→ STATED TASK:
In the lines from the one with "coupon-amount: 21,600원: [101, 1046, 245, 1081]" to the one with "star-icon: [81, 863, 111, 891]", rename "gallery-dot" to "pagination-dot" and give those lines back with nothing else changed.

→ RECORDS SHOWN:
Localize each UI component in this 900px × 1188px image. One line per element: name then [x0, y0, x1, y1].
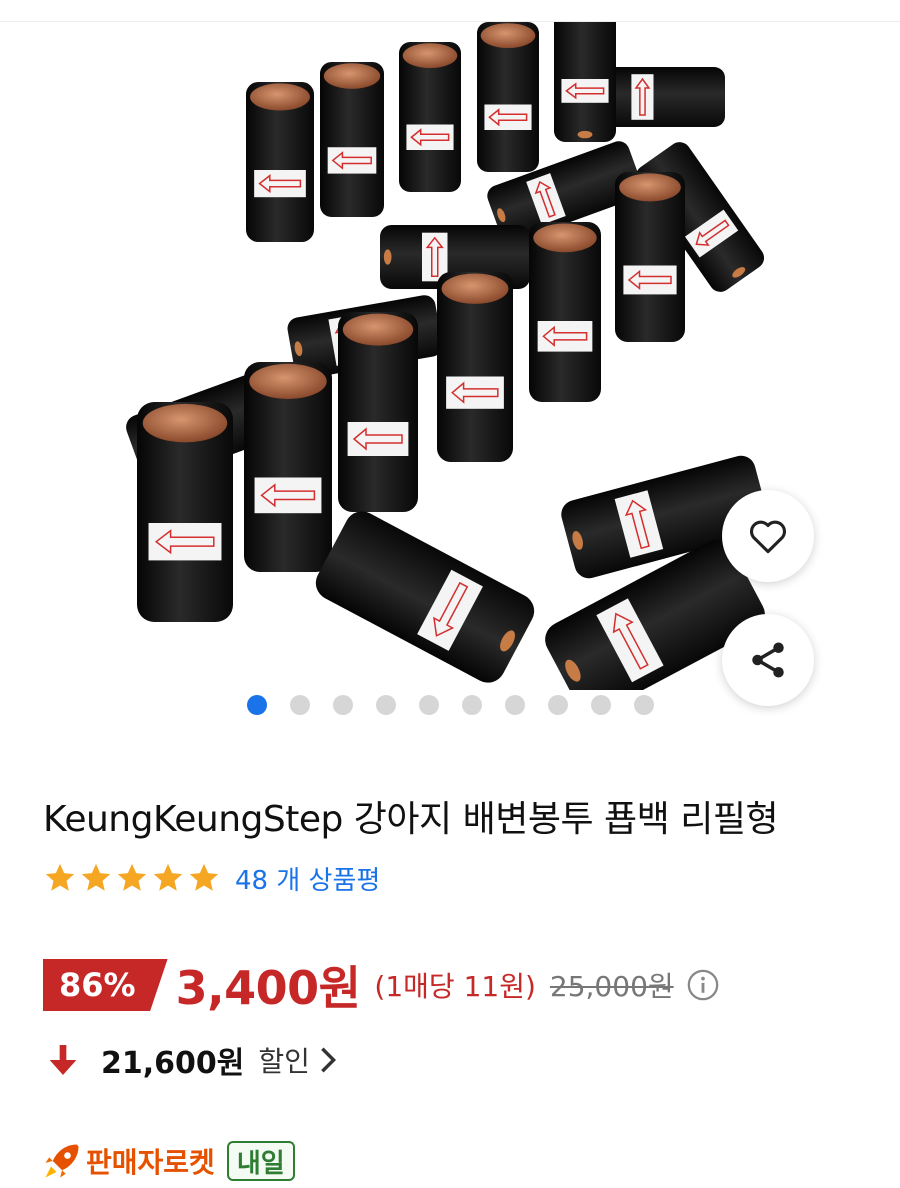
coupon-amount: 21,600원: [101, 1046, 245, 1081]
sale-price: 3,400원: [175, 961, 361, 1015]
gallery-dot[interactable]: [505, 695, 525, 715]
share-button[interactable]: [722, 614, 814, 706]
review-count-link[interactable]: 48 개 상품평: [235, 860, 380, 897]
gallery-dot[interactable]: [333, 695, 353, 715]
gallery-dot[interactable]: [634, 695, 654, 715]
poop-bag-roll: [554, 22, 616, 142]
rocket-icon: [45, 1144, 79, 1178]
like-button[interactable]: [722, 490, 814, 582]
poop-bag-roll: [615, 172, 685, 342]
star-icon: [45, 863, 75, 891]
poop-bag-roll: [529, 222, 601, 402]
gallery-dot[interactable]: [247, 695, 267, 715]
product-image-gallery[interactable]: [0, 22, 900, 690]
discount-badge: 86%: [43, 959, 168, 1011]
product-title: KeungKeungStep 강아지 배변봉투 푭백 리필형: [43, 799, 779, 840]
gallery-dot[interactable]: [462, 695, 482, 715]
poop-bag-roll: [320, 62, 384, 217]
gallery-pagination: [247, 695, 654, 715]
unit-price: (1매당 11원): [374, 970, 536, 1003]
star-icon: [189, 863, 219, 891]
gallery-dot[interactable]: [419, 695, 439, 715]
poop-bag-roll: [477, 22, 539, 172]
delivery-eta-badge: 내일: [226, 1141, 295, 1181]
original-price: 25,000원: [549, 970, 674, 1003]
gallery-dot[interactable]: [591, 695, 611, 715]
star-icon: [81, 863, 111, 891]
poop-bag-roll: [246, 82, 314, 242]
star-icon: [153, 863, 183, 891]
poop-bag-roll: [137, 402, 233, 622]
poop-bag-roll: [338, 312, 418, 512]
top-divider: [0, 0, 900, 22]
down-arrow-icon: [49, 1045, 77, 1075]
product-image: [126, 22, 769, 690]
price-row: 86% 3,400원 (1매당 11원) 25,000원: [43, 955, 720, 1015]
star-rating: [43, 861, 221, 895]
star-icon: [117, 863, 147, 891]
poop-bag-roll: [244, 362, 332, 572]
chevron-right-icon: [321, 1047, 336, 1073]
delivery-type: 판매자로켓: [86, 1146, 215, 1179]
gallery-dot[interactable]: [290, 695, 310, 715]
share-icon: [752, 642, 784, 678]
poop-bag-roll: [437, 272, 513, 462]
delivery-info: 판매자로켓 내일: [40, 1138, 295, 1184]
gallery-dot[interactable]: [376, 695, 396, 715]
heart-icon: [750, 520, 786, 554]
rating-summary[interactable]: 48 개 상품평: [43, 858, 380, 898]
poop-bag-roll: [399, 42, 461, 192]
coupon-label: 할인: [258, 1045, 310, 1078]
poop-bag-roll: [315, 511, 535, 683]
info-icon[interactable]: [686, 968, 720, 1002]
coupon-discount-row[interactable]: 21,600원 할인: [43, 1035, 340, 1085]
gallery-dot[interactable]: [548, 695, 568, 715]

→ SOLUTION TO THIS EXERCISE:
coupon-amount: 21,600원: [101, 1046, 245, 1081]
sale-price: 3,400원: [175, 961, 361, 1015]
pagination-dot[interactable]: [505, 695, 525, 715]
share-button[interactable]: [722, 614, 814, 706]
review-count-link[interactable]: 48 개 상품평: [235, 860, 380, 897]
pagination-dot[interactable]: [333, 695, 353, 715]
pagination-dot[interactable]: [634, 695, 654, 715]
poop-bag-roll: [554, 22, 616, 142]
rocket-icon: [45, 1144, 79, 1178]
like-button[interactable]: [722, 490, 814, 582]
poop-bag-roll: [615, 172, 685, 342]
star-icon: [45, 863, 75, 891]
poop-bag-roll: [529, 222, 601, 402]
pagination-dot[interactable]: [247, 695, 267, 715]
product-image-gallery[interactable]: [0, 22, 900, 690]
discount-badge: 86%: [43, 959, 168, 1011]
product-title: KeungKeungStep 강아지 배변봉투 푭백 리필형: [43, 799, 779, 840]
pagination-dot[interactable]: [462, 695, 482, 715]
poop-bag-roll: [320, 62, 384, 217]
gallery-pagination: [247, 695, 654, 715]
unit-price: (1매당 11원): [374, 970, 536, 1003]
star-icon: [189, 863, 219, 891]
pagination-dot[interactable]: [419, 695, 439, 715]
poop-bag-roll: [477, 22, 539, 172]
delivery-eta-badge: 내일: [226, 1141, 295, 1181]
original-price: 25,000원: [549, 970, 674, 1003]
pagination-dot[interactable]: [591, 695, 611, 715]
star-icon: [81, 863, 111, 891]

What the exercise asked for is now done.